» **Task requirements**: Every entry that follows needs to be repeated exactly.

◇ ◇ ◇ ◇ ◇

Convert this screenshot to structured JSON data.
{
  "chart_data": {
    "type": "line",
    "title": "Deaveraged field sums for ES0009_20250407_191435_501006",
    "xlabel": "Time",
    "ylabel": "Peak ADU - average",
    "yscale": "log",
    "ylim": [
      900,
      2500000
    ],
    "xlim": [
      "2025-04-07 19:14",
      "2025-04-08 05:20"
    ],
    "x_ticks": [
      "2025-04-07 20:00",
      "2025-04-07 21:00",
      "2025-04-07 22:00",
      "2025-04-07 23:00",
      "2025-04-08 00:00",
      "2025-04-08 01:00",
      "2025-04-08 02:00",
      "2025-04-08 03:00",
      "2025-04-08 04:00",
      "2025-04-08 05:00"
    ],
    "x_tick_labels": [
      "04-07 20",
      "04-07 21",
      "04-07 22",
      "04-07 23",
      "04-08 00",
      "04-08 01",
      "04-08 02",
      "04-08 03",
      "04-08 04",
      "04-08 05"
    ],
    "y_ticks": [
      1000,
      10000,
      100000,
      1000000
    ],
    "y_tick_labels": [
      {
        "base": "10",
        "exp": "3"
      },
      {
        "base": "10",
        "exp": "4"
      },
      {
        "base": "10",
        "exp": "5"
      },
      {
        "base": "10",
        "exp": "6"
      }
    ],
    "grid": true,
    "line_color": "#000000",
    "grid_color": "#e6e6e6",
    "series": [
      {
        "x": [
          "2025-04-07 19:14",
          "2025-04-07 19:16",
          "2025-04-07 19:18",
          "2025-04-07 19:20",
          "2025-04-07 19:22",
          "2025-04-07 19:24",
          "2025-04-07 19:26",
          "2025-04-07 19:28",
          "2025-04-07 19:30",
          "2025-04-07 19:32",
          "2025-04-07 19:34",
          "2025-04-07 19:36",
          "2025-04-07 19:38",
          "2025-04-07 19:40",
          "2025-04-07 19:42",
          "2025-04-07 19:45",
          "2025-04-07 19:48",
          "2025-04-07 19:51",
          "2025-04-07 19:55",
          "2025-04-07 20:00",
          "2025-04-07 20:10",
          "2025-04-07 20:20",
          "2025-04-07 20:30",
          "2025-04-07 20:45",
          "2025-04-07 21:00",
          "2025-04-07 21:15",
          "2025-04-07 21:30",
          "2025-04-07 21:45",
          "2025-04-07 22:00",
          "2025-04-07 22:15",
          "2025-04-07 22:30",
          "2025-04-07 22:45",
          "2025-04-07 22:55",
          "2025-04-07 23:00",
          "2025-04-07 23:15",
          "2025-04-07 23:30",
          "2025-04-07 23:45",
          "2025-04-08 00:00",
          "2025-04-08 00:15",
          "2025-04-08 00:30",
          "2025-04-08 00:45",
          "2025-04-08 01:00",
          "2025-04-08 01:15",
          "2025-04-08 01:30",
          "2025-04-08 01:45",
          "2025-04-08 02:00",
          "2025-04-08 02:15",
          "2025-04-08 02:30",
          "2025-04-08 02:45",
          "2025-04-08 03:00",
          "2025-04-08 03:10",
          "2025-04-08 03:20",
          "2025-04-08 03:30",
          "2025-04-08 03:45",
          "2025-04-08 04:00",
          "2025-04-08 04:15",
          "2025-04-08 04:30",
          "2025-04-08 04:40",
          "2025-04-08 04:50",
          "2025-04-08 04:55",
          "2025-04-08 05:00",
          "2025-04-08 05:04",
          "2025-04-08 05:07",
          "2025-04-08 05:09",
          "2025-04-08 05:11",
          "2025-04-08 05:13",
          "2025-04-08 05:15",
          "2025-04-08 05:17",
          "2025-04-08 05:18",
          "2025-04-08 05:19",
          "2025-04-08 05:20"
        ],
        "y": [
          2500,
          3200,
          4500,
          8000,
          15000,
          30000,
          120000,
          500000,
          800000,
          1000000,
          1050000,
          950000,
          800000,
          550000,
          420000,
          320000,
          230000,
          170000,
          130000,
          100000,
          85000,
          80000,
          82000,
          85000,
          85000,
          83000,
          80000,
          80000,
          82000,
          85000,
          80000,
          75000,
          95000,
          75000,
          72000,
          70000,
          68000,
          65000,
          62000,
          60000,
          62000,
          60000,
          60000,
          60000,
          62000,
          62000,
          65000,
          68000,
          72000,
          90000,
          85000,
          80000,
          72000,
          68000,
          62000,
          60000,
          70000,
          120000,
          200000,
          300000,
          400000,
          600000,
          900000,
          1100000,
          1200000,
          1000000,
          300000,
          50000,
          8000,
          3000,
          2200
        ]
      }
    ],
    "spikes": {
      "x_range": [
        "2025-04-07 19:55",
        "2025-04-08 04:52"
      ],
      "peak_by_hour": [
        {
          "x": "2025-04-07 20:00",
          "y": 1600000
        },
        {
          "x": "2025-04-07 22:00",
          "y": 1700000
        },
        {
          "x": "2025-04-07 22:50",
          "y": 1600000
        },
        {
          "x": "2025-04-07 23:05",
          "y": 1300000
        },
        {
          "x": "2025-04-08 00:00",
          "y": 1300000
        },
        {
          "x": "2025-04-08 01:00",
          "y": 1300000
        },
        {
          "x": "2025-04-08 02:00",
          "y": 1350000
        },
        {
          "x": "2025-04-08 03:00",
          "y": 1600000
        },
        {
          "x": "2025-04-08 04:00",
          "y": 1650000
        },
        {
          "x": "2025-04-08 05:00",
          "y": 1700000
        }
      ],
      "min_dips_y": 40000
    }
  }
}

◇ ◇ ◇ ◇ ◇

» **Result of this task**:
Convert this screenshot to structured JSON data.
{
  "chart_data": {
    "type": "line",
    "title": "Deaveraged field sums for ES0009_20250407_191435_501006",
    "xlabel": "Time",
    "ylabel": "Peak ADU - average",
    "yscale": "log",
    "ylim": [
      900,
      2500000
    ],
    "xlim": [
      "2025-04-07 19:14",
      "2025-04-08 05:20"
    ],
    "x_ticks": [
      "2025-04-07 20:00",
      "2025-04-07 21:00",
      "2025-04-07 22:00",
      "2025-04-07 23:00",
      "2025-04-08 00:00",
      "2025-04-08 01:00",
      "2025-04-08 02:00",
      "2025-04-08 03:00",
      "2025-04-08 04:00",
      "2025-04-08 05:00"
    ],
    "x_tick_labels": [
      "04-07 20",
      "04-07 21",
      "04-07 22",
      "04-07 23",
      "04-08 00",
      "04-08 01",
      "04-08 02",
      "04-08 03",
      "04-08 04",
      "04-08 05"
    ],
    "y_ticks": [
      1000,
      10000,
      100000,
      1000000
    ],
    "y_tick_labels": [
      {
        "base": "10",
        "exp": "3"
      },
      {
        "base": "10",
        "exp": "4"
      },
      {
        "base": "10",
        "exp": "5"
      },
      {
        "base": "10",
        "exp": "6"
      }
    ],
    "grid": true,
    "line_color": "#000000",
    "grid_color": "#e6e6e6",
    "series": [
      {
        "x": [
          "2025-04-07 19:14",
          "2025-04-07 19:16",
          "2025-04-07 19:18",
          "2025-04-07 19:20",
          "2025-04-07 19:22",
          "2025-04-07 19:24",
          "2025-04-07 19:26",
          "2025-04-07 19:28",
          "2025-04-07 19:30",
          "2025-04-07 19:32",
          "2025-04-07 19:34",
          "2025-04-07 19:36",
          "2025-04-07 19:38",
          "2025-04-07 19:40",
          "2025-04-07 19:42",
          "2025-04-07 19:45",
          "2025-04-07 19:48",
          "2025-04-07 19:51",
          "2025-04-07 19:55",
          "2025-04-07 20:00",
          "2025-04-07 20:10",
          "2025-04-07 20:20",
          "2025-04-07 20:30",
          "2025-04-07 20:45",
          "2025-04-07 21:00",
          "2025-04-07 21:15",
          "2025-04-07 21:30",
          "2025-04-07 21:45",
          "2025-04-07 22:00",
          "2025-04-07 22:15",
          "2025-04-07 22:30",
          "2025-04-07 22:45",
          "2025-04-07 22:55",
          "2025-04-07 23:00",
          "2025-04-07 23:15",
          "2025-04-07 23:30",
          "2025-04-07 23:45",
          "2025-04-08 00:00",
          "2025-04-08 00:15",
          "2025-04-08 00:30",
          "2025-04-08 00:45",
          "2025-04-08 01:00",
          "2025-04-08 01:15",
          "2025-04-08 01:30",
          "2025-04-08 01:45",
          "2025-04-08 02:00",
          "2025-04-08 02:15",
          "2025-04-08 02:30",
          "2025-04-08 02:45",
          "2025-04-08 03:00",
          "2025-04-08 03:10",
          "2025-04-08 03:20",
          "2025-04-08 03:30",
          "2025-04-08 03:45",
          "2025-04-08 04:00",
          "2025-04-08 04:15",
          "2025-04-08 04:30",
          "2025-04-08 04:40",
          "2025-04-08 04:50",
          "2025-04-08 04:55",
          "2025-04-08 05:00",
          "2025-04-08 05:04",
          "2025-04-08 05:07",
          "2025-04-08 05:09",
          "2025-04-08 05:11",
          "2025-04-08 05:13",
          "2025-04-08 05:15",
          "2025-04-08 05:17",
          "2025-04-08 05:18",
          "2025-04-08 05:19",
          "2025-04-08 05:20"
        ],
        "y": [
          2500,
          3200,
          4500,
          8000,
          15000,
          30000,
          120000,
          500000,
          800000,
          1000000,
          1050000,
          950000,
          800000,
          550000,
          420000,
          320000,
          230000,
          170000,
          130000,
          100000,
          85000,
          80000,
          82000,
          85000,
          85000,
          83000,
          80000,
          80000,
          82000,
          85000,
          80000,
          75000,
          95000,
          75000,
          72000,
          70000,
          68000,
          65000,
          62000,
          60000,
          62000,
          60000,
          60000,
          60000,
          62000,
          62000,
          65000,
          68000,
          72000,
          90000,
          85000,
          80000,
          72000,
          68000,
          62000,
          60000,
          70000,
          120000,
          200000,
          300000,
          400000,
          600000,
          900000,
          1100000,
          1200000,
          1000000,
          300000,
          50000,
          8000,
          3000,
          2200
        ]
      }
    ],
    "spikes": {
      "x_range": [
        "2025-04-07 19:55",
        "2025-04-08 04:52"
      ],
      "peak_by_hour": [
        {
          "x": "2025-04-07 20:00",
          "y": 1600000
        },
        {
          "x": "2025-04-07 22:00",
          "y": 1700000
        },
        {
          "x": "2025-04-07 22:50",
          "y": 1600000
        },
        {
          "x": "2025-04-07 23:05",
          "y": 1300000
        },
        {
          "x": "2025-04-08 00:00",
          "y": 1300000
        },
        {
          "x": "2025-04-08 01:00",
          "y": 1300000
        },
        {
          "x": "2025-04-08 02:00",
          "y": 1350000
        },
        {
          "x": "2025-04-08 03:00",
          "y": 1600000
        },
        {
          "x": "2025-04-08 04:00",
          "y": 1650000
        },
        {
          "x": "2025-04-08 05:00",
          "y": 1700000
        }
      ],
      "min_dips_y": 40000
    }
  }
}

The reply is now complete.